## Exercise prompt
In the material below, the lines containing the word "Details" are required; copy each of them.

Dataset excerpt

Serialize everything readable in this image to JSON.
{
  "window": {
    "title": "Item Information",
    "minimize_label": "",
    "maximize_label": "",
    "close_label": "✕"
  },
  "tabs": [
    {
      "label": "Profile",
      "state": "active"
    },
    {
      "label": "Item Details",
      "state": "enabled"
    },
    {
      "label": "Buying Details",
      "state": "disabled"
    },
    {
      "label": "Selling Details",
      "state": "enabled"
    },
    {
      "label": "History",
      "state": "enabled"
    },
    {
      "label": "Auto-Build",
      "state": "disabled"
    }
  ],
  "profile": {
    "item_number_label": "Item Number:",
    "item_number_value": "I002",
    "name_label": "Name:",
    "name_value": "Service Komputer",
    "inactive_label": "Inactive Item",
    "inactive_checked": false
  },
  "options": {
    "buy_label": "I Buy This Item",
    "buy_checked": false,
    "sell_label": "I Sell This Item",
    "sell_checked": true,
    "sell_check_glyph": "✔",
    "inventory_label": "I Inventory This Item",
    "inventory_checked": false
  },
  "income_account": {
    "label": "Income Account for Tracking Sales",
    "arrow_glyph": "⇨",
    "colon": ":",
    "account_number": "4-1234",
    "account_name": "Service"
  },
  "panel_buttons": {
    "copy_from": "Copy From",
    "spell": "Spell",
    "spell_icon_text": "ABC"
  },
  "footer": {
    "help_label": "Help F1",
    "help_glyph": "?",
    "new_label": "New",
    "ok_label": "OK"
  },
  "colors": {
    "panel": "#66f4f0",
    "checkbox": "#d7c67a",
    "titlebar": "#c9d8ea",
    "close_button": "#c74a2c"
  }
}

## Output below
      "label": "Item Details",
      "label": "Buying Details",
      "label": "Selling Details",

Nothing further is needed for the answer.